Start Data Analysis and summarize by Human Impact and Economic Impact…
# Begin analysis of the data
# Analysis on Human Impacts
stormDataHuman <- stormDataDT[,list(numEVTYPE = sum(EVTYPECLEAN),Fatalmean=mean(FATALITIES, na.rm=TRUE), Fatalsd=sd(FATALITIES,na.rm=TRUE), Fatalsum=sum(FATALITIES, na.rm=TRUE), InjuryMean=mean(INJURIES, na.rm=TRUE), Injurysd=sd(INJURIES, na.rm=TRUE), Injurysum=sum(INJURIES, na.rm=TRUE)), by=EVTYPECLEAN] # use EVTYPECLEAN to get aggregated Types
stormDataHuman$FatalandInjury <- stormDataHuman$Fatalsum + stormDataHuman$Injurysum
stormDataHumanSortFatal <- stormDataHuman[order(-Fatalsum)] # sort by fatalities in descending order
stormDataHumanSortInjury <- stormDataHuman[order(-Injurysum)] # sort by injuries in descending order
stormDataHumanSortFatalandInjury <- stormDataHuman[order(-FatalandInjury)]
# Analysis on Economic Impacts
# The economic data is captured in two columns. They are: PROPDMG "Property Damage" & CROPDMG "Crop Damage"

**ENTRIES SUPPLIED**
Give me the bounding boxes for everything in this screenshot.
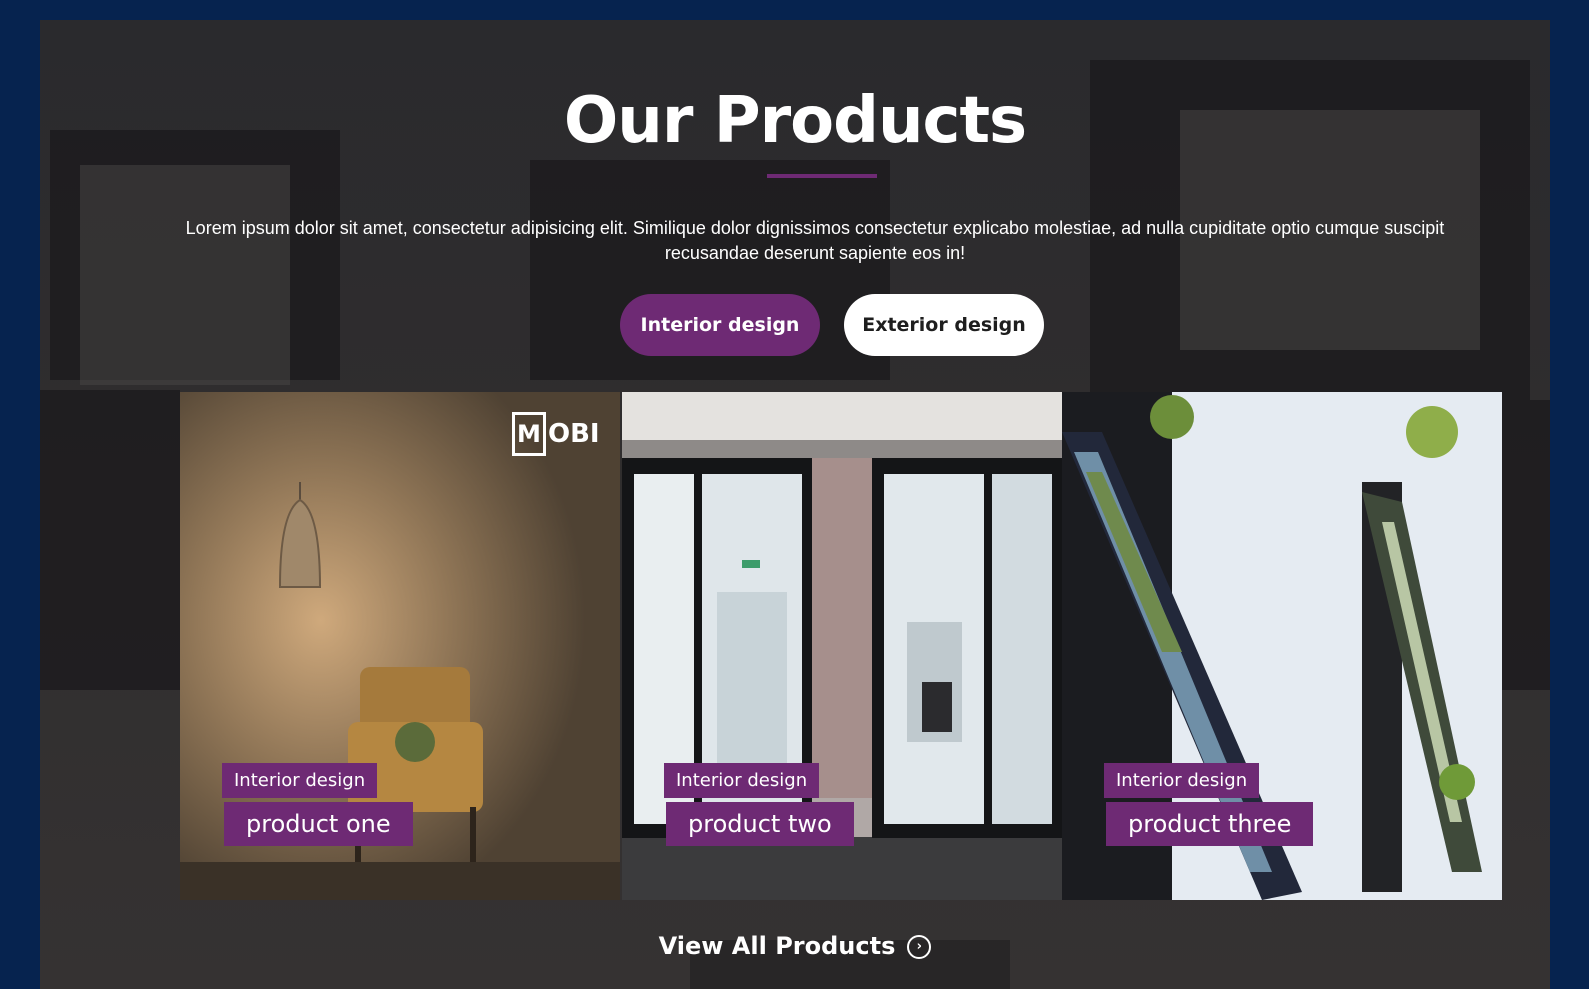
logo-text: OBI bbox=[548, 419, 600, 449]
product-card[interactable]: M OBI Interior design product one bbox=[180, 392, 620, 900]
view-all-products-link[interactable]: View All Products › bbox=[40, 932, 1550, 960]
title-underline bbox=[767, 174, 877, 178]
product-category: Interior design bbox=[664, 763, 820, 798]
background-wall bbox=[40, 390, 180, 690]
section-title: Our Products bbox=[563, 84, 1027, 158]
tab-exterior-design[interactable]: Exterior design bbox=[844, 294, 1044, 356]
product-name[interactable]: product one bbox=[224, 802, 413, 846]
tab-interior-design[interactable]: Interior design bbox=[620, 294, 820, 356]
product-name[interactable]: product two bbox=[666, 802, 854, 846]
product-card[interactable]: Interior design product three bbox=[1062, 392, 1502, 900]
logo-letter: M bbox=[512, 412, 546, 456]
products-section: Our Products Lorem ipsum dolor sit amet,… bbox=[40, 20, 1550, 989]
product-card[interactable]: Interior design product two bbox=[622, 392, 1062, 900]
background-panel bbox=[80, 165, 290, 385]
brand-logo: M OBI bbox=[512, 412, 600, 456]
view-all-label[interactable]: View All Products bbox=[659, 932, 896, 960]
arrow-right-circle-icon: › bbox=[907, 935, 932, 959]
product-category: Interior design bbox=[1104, 763, 1260, 798]
background-wall bbox=[1500, 400, 1550, 690]
product-name[interactable]: product three bbox=[1106, 802, 1314, 846]
product-category: Interior design bbox=[222, 763, 378, 798]
section-description: Lorem ipsum dolor sit amet, consectetur … bbox=[185, 218, 1445, 263]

**DIRECTIVES**
a – In the storm data analysis code, which two columns hold the economic data?
b – Please write out the part of the rows that opens with the line containing "logo-text: OBI bbox=[548, 419, 600, 449]" and closes with the line containing "brand-logo: M OBI bbox=[512, 412, 600, 456]", including both lines.

**COMPLETED EXERCISE**
a – PROPDMG (Property Damage) and CROPDMG (Crop Damage).

b –
logo-text: OBI bbox=[548, 419, 600, 449]
product-card[interactable]: M OBI Interior design product one bbox=[180, 392, 620, 900]
view-all-products-link[interactable]: View All Products › bbox=[40, 932, 1550, 960]
title-underline bbox=[767, 174, 877, 178]
product-category: Interior design bbox=[664, 763, 820, 798]
background-wall bbox=[40, 390, 180, 690]
section-title: Our Products bbox=[563, 84, 1027, 158]
tab-exterior-design[interactable]: Exterior design bbox=[844, 294, 1044, 356]
product-name[interactable]: product one bbox=[224, 802, 413, 846]
tab-interior-design[interactable]: Interior design bbox=[620, 294, 820, 356]
product-name[interactable]: product two bbox=[666, 802, 854, 846]
product-card[interactable]: Interior design product three bbox=[1062, 392, 1502, 900]
logo-letter: M bbox=[512, 412, 546, 456]
products-section: Our Products Lorem ipsum dolor sit amet,… bbox=[40, 20, 1550, 989]
product-card[interactable]: Interior design product two bbox=[622, 392, 1062, 900]
background-panel bbox=[80, 165, 290, 385]
brand-logo: M OBI bbox=[512, 412, 600, 456]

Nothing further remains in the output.